Write out every entry precisely as given, leaving the pictures out.

⟨

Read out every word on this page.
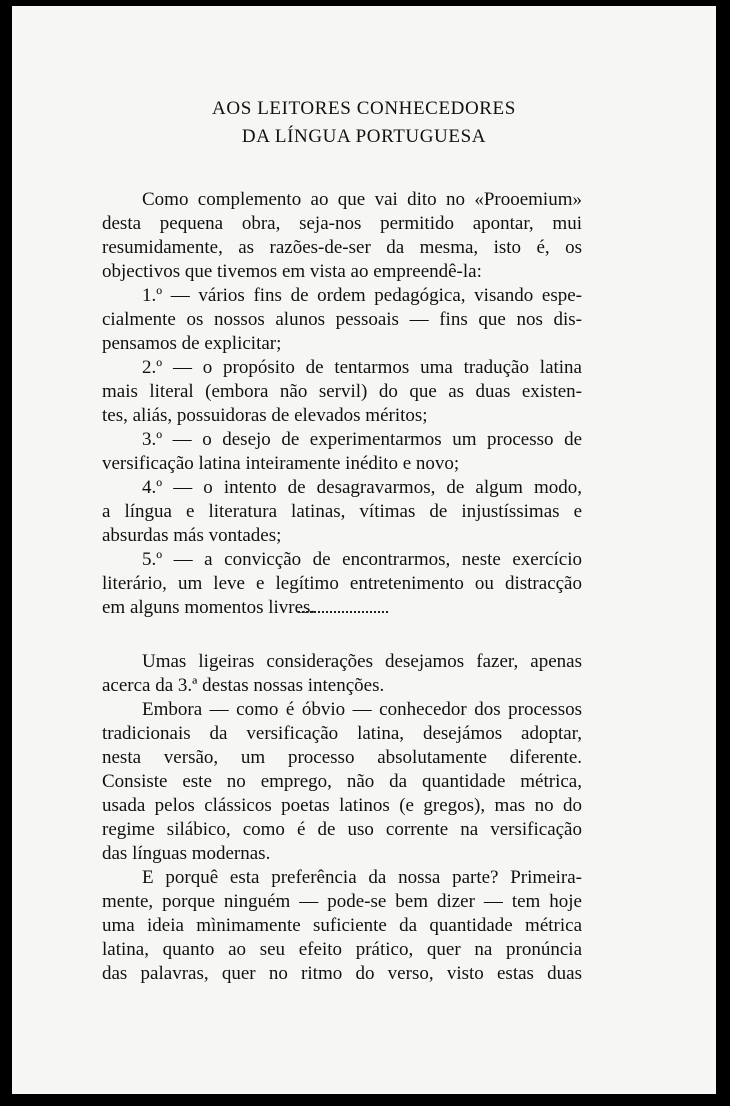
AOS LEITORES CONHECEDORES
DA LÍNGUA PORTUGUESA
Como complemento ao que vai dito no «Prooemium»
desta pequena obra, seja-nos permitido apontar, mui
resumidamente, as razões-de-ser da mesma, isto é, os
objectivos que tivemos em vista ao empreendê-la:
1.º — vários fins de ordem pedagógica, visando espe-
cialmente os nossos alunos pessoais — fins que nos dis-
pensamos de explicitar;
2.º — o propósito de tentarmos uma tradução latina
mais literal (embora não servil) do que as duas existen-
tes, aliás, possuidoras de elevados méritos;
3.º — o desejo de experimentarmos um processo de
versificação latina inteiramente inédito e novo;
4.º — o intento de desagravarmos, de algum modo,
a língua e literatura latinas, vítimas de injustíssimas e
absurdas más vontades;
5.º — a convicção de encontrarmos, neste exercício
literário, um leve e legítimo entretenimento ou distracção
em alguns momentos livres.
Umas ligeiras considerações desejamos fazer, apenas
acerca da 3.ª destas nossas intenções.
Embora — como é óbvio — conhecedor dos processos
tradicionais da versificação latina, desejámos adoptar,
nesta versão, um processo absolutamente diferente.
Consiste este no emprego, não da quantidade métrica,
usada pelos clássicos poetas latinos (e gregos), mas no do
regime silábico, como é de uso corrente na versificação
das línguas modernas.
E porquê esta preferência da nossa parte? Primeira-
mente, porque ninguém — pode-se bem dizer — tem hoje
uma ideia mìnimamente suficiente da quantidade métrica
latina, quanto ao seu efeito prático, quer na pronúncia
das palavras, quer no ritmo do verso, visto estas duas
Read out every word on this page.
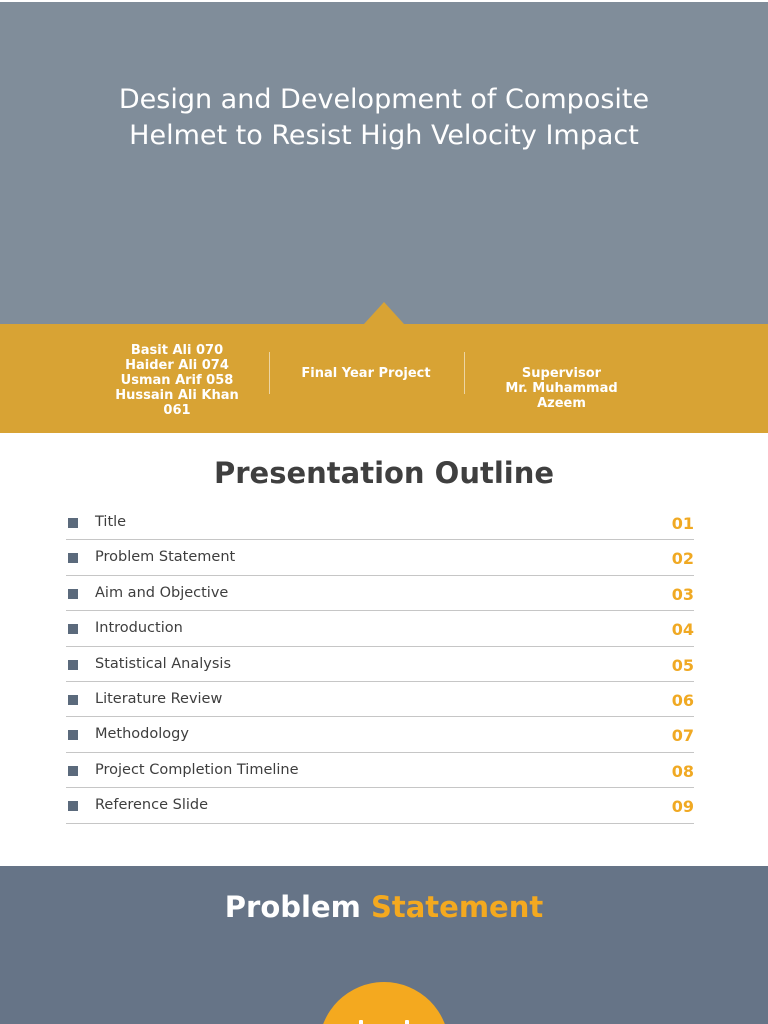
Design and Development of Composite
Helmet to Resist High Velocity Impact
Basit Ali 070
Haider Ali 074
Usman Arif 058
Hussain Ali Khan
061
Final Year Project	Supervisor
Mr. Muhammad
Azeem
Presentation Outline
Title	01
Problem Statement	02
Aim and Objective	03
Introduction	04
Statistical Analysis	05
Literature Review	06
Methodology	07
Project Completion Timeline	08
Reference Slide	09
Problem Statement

⟩

> [REPLY]
Read out every word on this page.
AOS LEITORES CONHECEDORES
DA LÍNGUA PORTUGUESA
Como complemento ao que vai dito no «Prooemium»
desta pequena obra, seja-nos permitido apontar, mui
resumidamente, as razões-de-ser da mesma, isto é, os
objectivos que tivemos em vista ao empreendê-la:
1.º — vários fins de ordem pedagógica, visando espe-
cialmente os nossos alunos pessoais — fins que nos dis-
pensamos de explicitar;
2.º — o propósito de tentarmos uma tradução latina
mais literal (embora não servil) do que as duas existen-
tes, aliás, possuidoras de elevados méritos;
3.º — o desejo de experimentarmos um processo de
versificação latina inteiramente inédito e novo;
4.º — o intento de desagravarmos, de algum modo,
a língua e literatura latinas, vítimas de injustíssimas e
absurdas más vontades;
5.º — a convicção de encontrarmos, neste exercício
literário, um leve e legítimo entretenimento ou distracção
em alguns momentos livres.
Umas ligeiras considerações desejamos fazer, apenas
acerca da 3.ª destas nossas intenções.
Embora — como é óbvio — conhecedor dos processos
tradicionais da versificação latina, desejámos adoptar,
nesta versão, um processo absolutamente diferente.
Consiste este no emprego, não da quantidade métrica,
usada pelos clássicos poetas latinos (e gregos), mas no do
regime silábico, como é de uso corrente na versificação
das línguas modernas.
E porquê esta preferência da nossa parte? Primeira-
mente, porque ninguém — pode-se bem dizer — tem hoje
uma ideia mìnimamente suficiente da quantidade métrica
latina, quanto ao seu efeito prático, quer na pronúncia
das palavras, quer no ritmo do verso, visto estas duas
Read out every word on this page.
Design and Development of Composite
Helmet to Resist High Velocity Impact
Basit Ali 070
Haider Ali 074
Usman Arif 058
Hussain Ali Khan
061
Final Year Project	Supervisor
Mr. Muhammad
Azeem
Presentation Outline
Title	01
Problem Statement	02
Aim and Objective	03
Introduction	04
Statistical Analysis	05
Literature Review	06
Methodology	07
Project Completion Timeline	08
Reference Slide	09
Problem Statement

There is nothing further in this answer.